### What to work on
Restate the entries word for word, omitting nothing.
───── Data shown
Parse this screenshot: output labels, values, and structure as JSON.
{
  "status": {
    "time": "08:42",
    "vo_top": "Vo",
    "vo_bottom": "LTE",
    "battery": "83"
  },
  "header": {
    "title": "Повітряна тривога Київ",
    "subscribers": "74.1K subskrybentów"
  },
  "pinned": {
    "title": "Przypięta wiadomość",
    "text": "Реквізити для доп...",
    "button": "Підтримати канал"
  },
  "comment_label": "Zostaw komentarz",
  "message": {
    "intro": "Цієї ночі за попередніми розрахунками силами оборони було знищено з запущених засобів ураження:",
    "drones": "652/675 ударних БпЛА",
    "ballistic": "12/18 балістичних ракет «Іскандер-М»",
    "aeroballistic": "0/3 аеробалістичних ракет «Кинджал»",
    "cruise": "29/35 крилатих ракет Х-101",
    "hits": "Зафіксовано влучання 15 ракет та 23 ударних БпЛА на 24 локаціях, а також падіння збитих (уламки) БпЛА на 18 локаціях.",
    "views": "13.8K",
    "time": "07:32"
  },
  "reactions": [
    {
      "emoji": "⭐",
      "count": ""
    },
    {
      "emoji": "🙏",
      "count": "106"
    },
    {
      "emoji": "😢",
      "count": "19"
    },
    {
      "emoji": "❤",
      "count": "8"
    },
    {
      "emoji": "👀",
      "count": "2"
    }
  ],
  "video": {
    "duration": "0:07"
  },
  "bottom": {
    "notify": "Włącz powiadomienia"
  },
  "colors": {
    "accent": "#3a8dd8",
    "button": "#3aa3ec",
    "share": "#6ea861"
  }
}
──────────
### Response
Parse this screenshot: output labels, values, and structure as JSON.
{
  "status": {
    "time": "08:42",
    "vo_top": "Vo",
    "vo_bottom": "LTE",
    "battery": "83"
  },
  "header": {
    "title": "Повітряна тривога Київ",
    "subscribers": "74.1K subskrybentów"
  },
  "pinned": {
    "title": "Przypięta wiadomość",
    "text": "Реквізити для доп...",
    "button": "Підтримати канал"
  },
  "comment_label": "Zostaw komentarz",
  "message": {
    "intro": "Цієї ночі за попередніми розрахунками силами оборони було знищено з запущених засобів ураження:",
    "drones": "652/675 ударних БпЛА",
    "ballistic": "12/18 балістичних ракет «Іскандер-М»",
    "aeroballistic": "0/3 аеробалістичних ракет «Кинджал»",
    "cruise": "29/35 крилатих ракет Х-101",
    "hits": "Зафіксовано влучання 15 ракет та 23 ударних БпЛА на 24 локаціях, а також падіння збитих (уламки) БпЛА на 18 локаціях.",
    "views": "13.8K",
    "time": "07:32"
  },
  "reactions": [
    {
      "emoji": "⭐",
      "count": ""
    },
    {
      "emoji": "🙏",
      "count": "106"
    },
    {
      "emoji": "😢",
      "count": "19"
    },
    {
      "emoji": "❤",
      "count": "8"
    },
    {
      "emoji": "👀",
      "count": "2"
    }
  ],
  "video": {
    "duration": "0:07"
  },
  "bottom": {
    "notify": "Włącz powiadomienia"
  },
  "colors": {
    "accent": "#3a8dd8",
    "button": "#3aa3ec",
    "share": "#6ea861"
  }
}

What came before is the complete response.